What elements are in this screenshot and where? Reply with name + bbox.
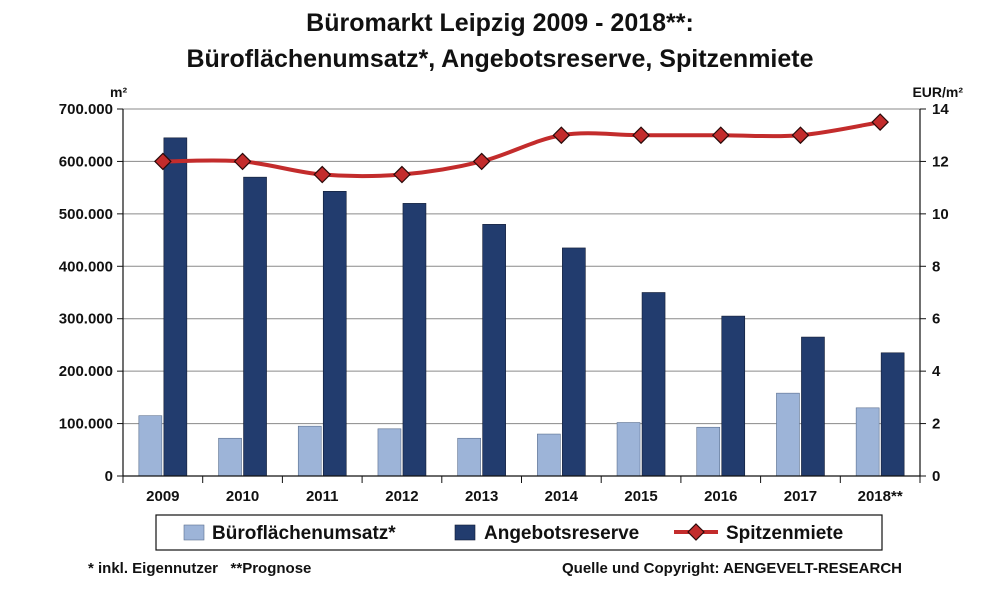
left-axis-tick-label: 300.000 [59, 311, 113, 328]
x-axis-tick-label: 2018** [858, 488, 903, 505]
legend: Büroflächenumsatz* Angebotsreserve Spitzen… [155, 514, 883, 551]
bar-bueroflaechenumsatz [696, 426, 721, 477]
spitzenmiete-marker [711, 126, 730, 145]
legend-label-spitzenmiete: Spitzenmiete [726, 523, 843, 544]
x-axis-tick-label: 2014 [545, 488, 579, 505]
bar-bueroflaechenumsatz [377, 428, 402, 477]
bar-angebotsreserve [482, 224, 506, 477]
bar-angebotsreserve [402, 203, 427, 477]
spitzenmiete-marker [791, 126, 810, 145]
left-axis-tick-label: 200.000 [59, 363, 113, 380]
right-axis-tick-label: 0 [932, 468, 940, 485]
left-axis-tick-label: 0 [105, 468, 113, 485]
spitzenmiete-marker [313, 165, 332, 184]
spitzenmiete-marker [154, 152, 172, 171]
right-axis-tick-label: 4 [932, 363, 941, 380]
right-axis-tick-label: 2 [932, 416, 940, 433]
legend-box [155, 514, 883, 551]
legend-label-angebotsreserve: Angebotsreserve [484, 523, 639, 544]
x-axis-tick-label: 2013 [465, 488, 498, 505]
source-note: Quelle und Copyright: AENGEVELT-RESEARCH [561, 560, 902, 577]
spitzenmiete-marker [552, 126, 571, 145]
bar-angebotsreserve [243, 176, 267, 477]
bar-bueroflaechenumsatz [616, 422, 641, 477]
left-axis-tick-label: 500.000 [59, 206, 113, 223]
spitzenmiete-marker [393, 165, 411, 184]
left-axis-tick-label: 600.000 [59, 153, 113, 170]
spitzenmiete-marker [472, 152, 491, 171]
right-axis-tick-label: 6 [932, 311, 940, 328]
x-axis-tick-label: 2009 [146, 488, 179, 505]
x-axis-tick-label: 2010 [226, 488, 259, 505]
bar-bueroflaechenumsatz [457, 437, 481, 477]
legend-swatch-spitzenmiete-marker [687, 523, 705, 541]
bar-angebotsreserve [721, 315, 746, 477]
right-axis-tick-label: 12 [932, 153, 949, 170]
bar-bueroflaechenumsatz [218, 437, 242, 477]
chart-subtitle: Büroflächenumsatz*, Angebotsreserve, Spi… [186, 45, 814, 73]
x-axis-tick-label: 2017 [784, 488, 817, 505]
bar-bueroflaechenumsatz [855, 407, 880, 477]
footnote: * inkl. Eigennutzer **Prognose [88, 560, 312, 577]
bar-angebotsreserve [562, 247, 586, 477]
right-axis-tick-label: 8 [932, 258, 940, 275]
right-axis-tick-label: 14 [932, 101, 949, 118]
x-axis-tick-label: 2011 [306, 488, 339, 505]
bar-bueroflaechenumsatz [138, 415, 163, 477]
left-axis-tick-label: 100.000 [59, 416, 113, 433]
x-axis-tick-label: 2012 [385, 488, 418, 505]
bar-angebotsreserve [801, 336, 825, 477]
legend-label-bueroflaechenumsatz: Büroflächenumsatz* [212, 523, 396, 544]
left-axis-tick-label: 700.000 [59, 101, 113, 118]
spitzenmiete-line [162, 120, 881, 179]
bar-bueroflaechenumsatz [297, 425, 322, 477]
x-axis-tick-label: 2015 [624, 488, 657, 505]
right-axis-unit: EUR/m² [912, 84, 963, 100]
legend-swatch-bueroflaechenumsatz [183, 524, 205, 541]
line-series [154, 113, 889, 184]
spitzenmiete-marker [632, 126, 650, 145]
bar-angebotsreserve [641, 292, 666, 477]
bar-bueroflaechenumsatz [776, 392, 800, 477]
spitzenmiete-marker [871, 113, 889, 131]
x-axis-tick-label: 2016 [704, 488, 737, 505]
left-axis-unit: m² [110, 84, 127, 100]
chart-title: Büromarkt Leipzig 2009 - 2018**: [306, 9, 694, 37]
bar-bueroflaechenumsatz [537, 433, 561, 477]
right-axis-tick-label: 10 [932, 206, 949, 223]
bar-angebotsreserve [163, 137, 188, 477]
bar-angebotsreserve [322, 191, 347, 477]
axes: 0 100.000 200.000 300.000 400.000 500.000 600.… [59, 84, 964, 505]
legend-swatch-angebotsreserve [454, 524, 476, 541]
spitzenmiete-marker [233, 152, 252, 171]
bar-angebotsreserve [880, 352, 905, 477]
left-axis-tick-label: 400.000 [59, 258, 113, 275]
bars [138, 137, 905, 477]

☆ ☆ ☆ ☆ ☆

### Work to do:
Output, word for word, the entries from the line containing "left-axis-tick-label: 300.000 [59, 311, 113, 328]" through the line containing "spitzenmiete-marker [711, 126, 730, 145]", both of those lines included, and nothing more.

### Exercise result:
left-axis-tick-label: 300.000 [59, 311, 113, 328]
x-axis-tick-label: 2018** [858, 488, 903, 505]
legend: Büroflächenumsatz* Angebotsreserve Spitzen… [155, 514, 883, 551]
bar-bueroflaechenumsatz [696, 426, 721, 477]
spitzenmiete-marker [711, 126, 730, 145]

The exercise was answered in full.